WORK REQUIRED: Omit the pictures, please, and give each record below again exactly.

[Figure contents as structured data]
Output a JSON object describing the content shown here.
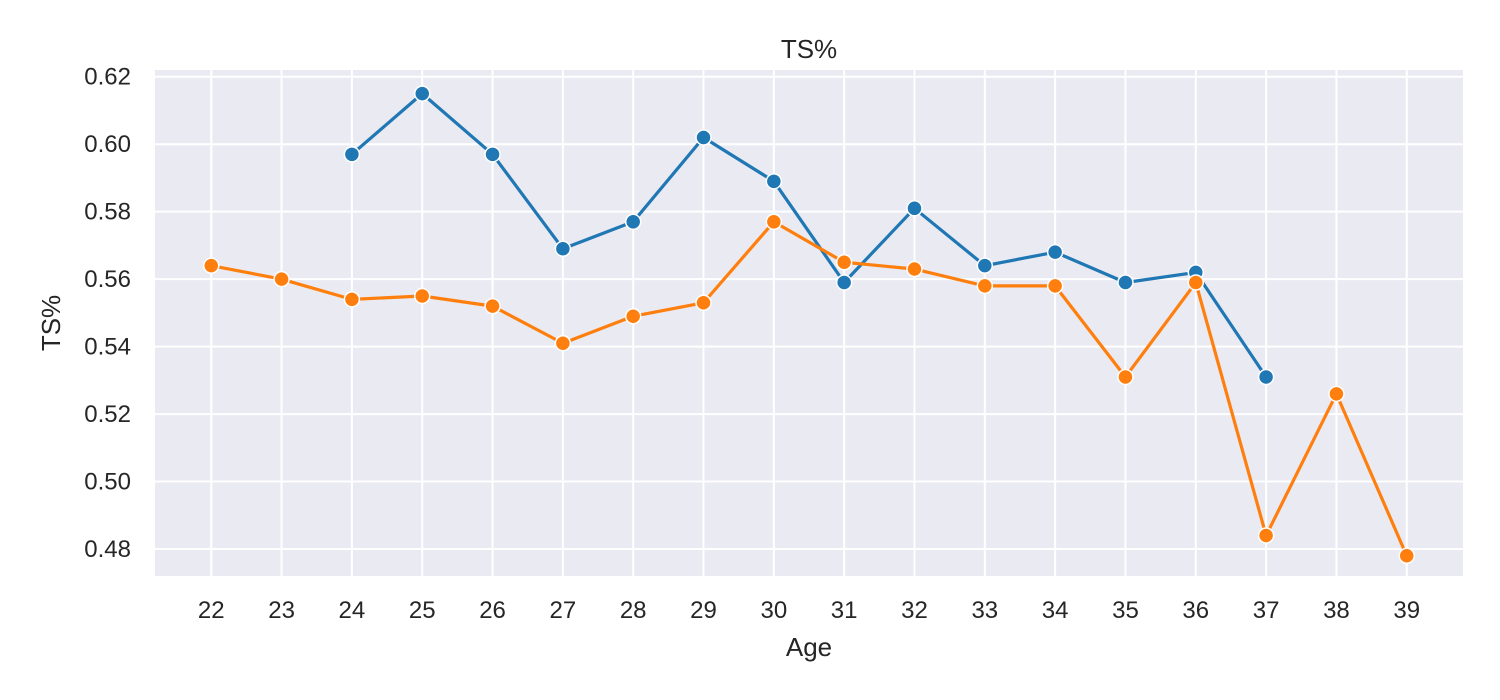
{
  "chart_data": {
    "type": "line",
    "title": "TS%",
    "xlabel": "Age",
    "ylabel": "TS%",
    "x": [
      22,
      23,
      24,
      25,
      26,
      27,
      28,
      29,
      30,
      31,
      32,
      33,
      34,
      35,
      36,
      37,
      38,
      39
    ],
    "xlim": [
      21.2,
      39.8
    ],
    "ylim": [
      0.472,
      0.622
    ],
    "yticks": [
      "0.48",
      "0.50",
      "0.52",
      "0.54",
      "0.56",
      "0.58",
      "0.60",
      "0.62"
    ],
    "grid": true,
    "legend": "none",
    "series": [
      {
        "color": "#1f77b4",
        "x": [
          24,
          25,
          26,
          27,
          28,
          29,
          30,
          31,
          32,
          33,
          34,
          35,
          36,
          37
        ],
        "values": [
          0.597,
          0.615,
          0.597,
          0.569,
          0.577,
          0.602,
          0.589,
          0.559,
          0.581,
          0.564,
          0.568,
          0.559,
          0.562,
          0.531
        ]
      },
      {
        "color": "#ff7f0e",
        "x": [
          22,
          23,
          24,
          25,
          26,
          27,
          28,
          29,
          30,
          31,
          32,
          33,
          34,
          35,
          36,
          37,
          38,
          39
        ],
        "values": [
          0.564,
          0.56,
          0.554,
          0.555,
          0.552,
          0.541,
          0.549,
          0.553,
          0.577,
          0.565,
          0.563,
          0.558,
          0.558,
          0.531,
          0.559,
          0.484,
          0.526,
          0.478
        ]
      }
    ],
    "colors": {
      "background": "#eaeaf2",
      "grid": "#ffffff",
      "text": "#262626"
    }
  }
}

TASK RESPONSE:
Output a JSON object describing the content shown here.
{
  "chart_data": {
    "type": "line",
    "title": "TS%",
    "xlabel": "Age",
    "ylabel": "TS%",
    "x": [
      22,
      23,
      24,
      25,
      26,
      27,
      28,
      29,
      30,
      31,
      32,
      33,
      34,
      35,
      36,
      37,
      38,
      39
    ],
    "xlim": [
      21.2,
      39.8
    ],
    "ylim": [
      0.472,
      0.622
    ],
    "yticks": [
      "0.48",
      "0.50",
      "0.52",
      "0.54",
      "0.56",
      "0.58",
      "0.60",
      "0.62"
    ],
    "grid": true,
    "legend": "none",
    "series": [
      {
        "color": "#1f77b4",
        "x": [
          24,
          25,
          26,
          27,
          28,
          29,
          30,
          31,
          32,
          33,
          34,
          35,
          36,
          37
        ],
        "values": [
          0.597,
          0.615,
          0.597,
          0.569,
          0.577,
          0.602,
          0.589,
          0.559,
          0.581,
          0.564,
          0.568,
          0.559,
          0.562,
          0.531
        ]
      },
      {
        "color": "#ff7f0e",
        "x": [
          22,
          23,
          24,
          25,
          26,
          27,
          28,
          29,
          30,
          31,
          32,
          33,
          34,
          35,
          36,
          37,
          38,
          39
        ],
        "values": [
          0.564,
          0.56,
          0.554,
          0.555,
          0.552,
          0.541,
          0.549,
          0.553,
          0.577,
          0.565,
          0.563,
          0.558,
          0.558,
          0.531,
          0.559,
          0.484,
          0.526,
          0.478
        ]
      }
    ],
    "colors": {
      "background": "#eaeaf2",
      "grid": "#ffffff",
      "text": "#262626"
    }
  }
}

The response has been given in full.